• Records:

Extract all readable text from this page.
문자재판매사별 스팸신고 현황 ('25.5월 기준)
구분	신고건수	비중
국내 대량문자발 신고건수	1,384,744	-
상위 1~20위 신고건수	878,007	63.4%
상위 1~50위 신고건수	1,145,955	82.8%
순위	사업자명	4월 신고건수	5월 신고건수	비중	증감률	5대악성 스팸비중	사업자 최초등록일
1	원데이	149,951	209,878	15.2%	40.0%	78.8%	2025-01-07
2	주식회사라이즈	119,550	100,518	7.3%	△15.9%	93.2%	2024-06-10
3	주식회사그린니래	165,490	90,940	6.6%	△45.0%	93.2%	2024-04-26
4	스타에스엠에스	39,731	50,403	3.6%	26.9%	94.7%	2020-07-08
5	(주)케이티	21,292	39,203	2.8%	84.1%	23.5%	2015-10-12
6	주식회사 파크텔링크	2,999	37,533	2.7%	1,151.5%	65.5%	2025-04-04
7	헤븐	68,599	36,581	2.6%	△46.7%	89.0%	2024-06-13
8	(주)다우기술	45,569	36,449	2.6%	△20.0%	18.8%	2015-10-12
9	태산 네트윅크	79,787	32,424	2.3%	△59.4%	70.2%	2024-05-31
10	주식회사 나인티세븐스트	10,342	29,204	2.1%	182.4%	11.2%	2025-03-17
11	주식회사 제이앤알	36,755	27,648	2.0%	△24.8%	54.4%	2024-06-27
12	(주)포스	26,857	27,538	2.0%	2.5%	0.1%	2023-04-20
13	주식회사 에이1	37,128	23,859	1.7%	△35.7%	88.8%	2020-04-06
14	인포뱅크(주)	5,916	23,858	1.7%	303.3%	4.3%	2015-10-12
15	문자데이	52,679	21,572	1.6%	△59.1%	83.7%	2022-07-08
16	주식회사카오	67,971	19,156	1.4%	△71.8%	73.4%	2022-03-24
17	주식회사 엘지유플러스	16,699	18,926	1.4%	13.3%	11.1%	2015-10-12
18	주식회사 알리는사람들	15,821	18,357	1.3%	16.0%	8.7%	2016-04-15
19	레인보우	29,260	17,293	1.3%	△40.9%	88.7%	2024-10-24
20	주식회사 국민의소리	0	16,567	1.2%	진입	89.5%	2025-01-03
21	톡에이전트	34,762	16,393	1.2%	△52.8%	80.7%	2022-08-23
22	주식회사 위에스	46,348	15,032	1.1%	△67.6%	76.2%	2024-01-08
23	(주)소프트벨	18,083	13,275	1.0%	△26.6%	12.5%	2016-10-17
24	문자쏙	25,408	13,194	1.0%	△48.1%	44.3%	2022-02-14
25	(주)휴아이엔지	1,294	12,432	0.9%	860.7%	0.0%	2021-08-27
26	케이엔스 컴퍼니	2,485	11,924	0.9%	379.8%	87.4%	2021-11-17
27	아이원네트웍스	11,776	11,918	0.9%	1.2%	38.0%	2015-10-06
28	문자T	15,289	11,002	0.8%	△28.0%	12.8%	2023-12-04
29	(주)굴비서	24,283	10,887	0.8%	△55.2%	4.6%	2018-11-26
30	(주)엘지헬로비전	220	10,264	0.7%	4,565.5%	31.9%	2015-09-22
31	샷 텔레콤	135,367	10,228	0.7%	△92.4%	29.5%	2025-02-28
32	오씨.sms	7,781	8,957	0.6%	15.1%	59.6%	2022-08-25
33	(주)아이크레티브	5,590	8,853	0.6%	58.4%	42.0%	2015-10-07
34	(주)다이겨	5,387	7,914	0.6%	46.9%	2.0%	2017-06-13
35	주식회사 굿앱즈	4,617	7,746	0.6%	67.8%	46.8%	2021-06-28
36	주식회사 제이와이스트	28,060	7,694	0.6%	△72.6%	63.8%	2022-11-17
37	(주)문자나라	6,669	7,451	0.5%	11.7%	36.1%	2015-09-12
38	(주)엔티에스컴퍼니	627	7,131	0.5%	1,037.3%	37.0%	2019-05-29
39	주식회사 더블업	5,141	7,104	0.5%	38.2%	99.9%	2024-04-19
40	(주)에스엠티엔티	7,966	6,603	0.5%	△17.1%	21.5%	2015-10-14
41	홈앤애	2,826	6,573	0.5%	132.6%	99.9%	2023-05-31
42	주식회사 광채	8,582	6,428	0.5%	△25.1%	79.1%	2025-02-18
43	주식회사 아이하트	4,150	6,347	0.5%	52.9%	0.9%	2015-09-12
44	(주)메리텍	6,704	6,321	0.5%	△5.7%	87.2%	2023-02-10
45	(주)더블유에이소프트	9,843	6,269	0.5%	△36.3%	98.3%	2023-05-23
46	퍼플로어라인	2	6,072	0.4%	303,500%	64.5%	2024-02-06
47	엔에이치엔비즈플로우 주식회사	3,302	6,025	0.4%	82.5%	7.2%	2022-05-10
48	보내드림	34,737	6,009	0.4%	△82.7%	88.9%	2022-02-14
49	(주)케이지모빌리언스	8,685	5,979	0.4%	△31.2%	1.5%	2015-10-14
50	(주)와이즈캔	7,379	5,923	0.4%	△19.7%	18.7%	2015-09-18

• Work to complete:
Copy each line of the listing in which the word "신고건수" can be found.

• Output:
구분	신고건수	비중
국내 대량문자발 신고건수	1,384,744	-
상위 1~20위 신고건수	878,007	63.4%
상위 1~50위 신고건수	1,145,955	82.8%
순위	사업자명	4월 신고건수	5월 신고건수	비중	증감률	5대악성 스팸비중	사업자 최초등록일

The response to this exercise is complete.